─── Supplied entries ───

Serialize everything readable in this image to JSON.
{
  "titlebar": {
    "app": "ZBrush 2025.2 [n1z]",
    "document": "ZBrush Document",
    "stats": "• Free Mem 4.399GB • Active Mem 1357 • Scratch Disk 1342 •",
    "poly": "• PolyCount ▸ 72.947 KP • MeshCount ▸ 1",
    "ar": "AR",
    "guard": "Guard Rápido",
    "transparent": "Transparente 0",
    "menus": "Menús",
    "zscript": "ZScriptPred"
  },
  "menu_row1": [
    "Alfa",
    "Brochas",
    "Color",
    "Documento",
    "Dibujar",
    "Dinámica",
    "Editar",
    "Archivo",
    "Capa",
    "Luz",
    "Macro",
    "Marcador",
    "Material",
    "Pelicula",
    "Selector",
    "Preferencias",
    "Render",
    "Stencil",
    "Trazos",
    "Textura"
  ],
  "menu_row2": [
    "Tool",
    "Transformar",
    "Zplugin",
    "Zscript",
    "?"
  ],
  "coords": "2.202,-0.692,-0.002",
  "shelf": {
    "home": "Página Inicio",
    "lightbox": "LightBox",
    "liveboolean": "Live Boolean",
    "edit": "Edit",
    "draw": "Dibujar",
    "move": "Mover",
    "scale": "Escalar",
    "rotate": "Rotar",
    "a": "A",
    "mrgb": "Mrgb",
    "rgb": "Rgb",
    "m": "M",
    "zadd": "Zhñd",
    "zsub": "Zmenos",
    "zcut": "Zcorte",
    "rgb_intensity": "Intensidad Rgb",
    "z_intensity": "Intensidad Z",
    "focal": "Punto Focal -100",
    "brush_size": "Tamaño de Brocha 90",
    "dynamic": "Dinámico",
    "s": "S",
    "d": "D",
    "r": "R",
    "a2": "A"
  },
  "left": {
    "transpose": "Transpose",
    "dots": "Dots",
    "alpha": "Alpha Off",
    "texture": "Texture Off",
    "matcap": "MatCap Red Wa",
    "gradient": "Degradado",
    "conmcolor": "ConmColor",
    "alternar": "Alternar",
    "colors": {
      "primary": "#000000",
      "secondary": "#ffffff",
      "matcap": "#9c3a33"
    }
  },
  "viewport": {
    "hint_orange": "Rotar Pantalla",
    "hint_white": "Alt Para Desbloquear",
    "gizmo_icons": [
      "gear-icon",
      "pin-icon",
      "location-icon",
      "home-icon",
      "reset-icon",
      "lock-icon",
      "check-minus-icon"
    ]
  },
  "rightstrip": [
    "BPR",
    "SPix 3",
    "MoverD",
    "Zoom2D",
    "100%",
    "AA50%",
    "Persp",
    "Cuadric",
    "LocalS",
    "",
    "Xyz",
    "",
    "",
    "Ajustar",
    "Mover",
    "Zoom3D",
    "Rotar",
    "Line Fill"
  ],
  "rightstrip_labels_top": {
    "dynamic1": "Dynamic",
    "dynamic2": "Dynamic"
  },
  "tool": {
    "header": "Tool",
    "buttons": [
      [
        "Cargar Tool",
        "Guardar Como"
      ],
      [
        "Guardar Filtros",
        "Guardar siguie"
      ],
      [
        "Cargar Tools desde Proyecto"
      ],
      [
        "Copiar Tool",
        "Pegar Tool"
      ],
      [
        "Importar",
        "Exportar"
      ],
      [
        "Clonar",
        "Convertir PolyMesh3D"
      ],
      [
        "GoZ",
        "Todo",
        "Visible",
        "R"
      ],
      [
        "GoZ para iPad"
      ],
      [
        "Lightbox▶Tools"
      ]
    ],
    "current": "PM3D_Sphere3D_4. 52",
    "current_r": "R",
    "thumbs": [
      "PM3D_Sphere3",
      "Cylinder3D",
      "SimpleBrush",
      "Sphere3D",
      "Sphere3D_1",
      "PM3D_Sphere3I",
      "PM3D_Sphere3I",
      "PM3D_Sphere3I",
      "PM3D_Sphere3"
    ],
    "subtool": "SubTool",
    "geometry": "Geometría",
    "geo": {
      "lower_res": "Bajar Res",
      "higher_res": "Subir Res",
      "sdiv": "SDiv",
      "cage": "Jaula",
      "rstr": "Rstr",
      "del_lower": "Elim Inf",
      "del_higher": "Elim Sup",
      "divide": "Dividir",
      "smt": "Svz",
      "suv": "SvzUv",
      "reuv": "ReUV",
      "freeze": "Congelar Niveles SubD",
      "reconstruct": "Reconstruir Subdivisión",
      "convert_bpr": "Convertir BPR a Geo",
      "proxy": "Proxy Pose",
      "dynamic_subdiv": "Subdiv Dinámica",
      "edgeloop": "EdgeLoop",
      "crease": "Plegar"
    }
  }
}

───

The exercise:
Provide only the number of lines in the records containing the string "Guardar".

Response to this exercise:
3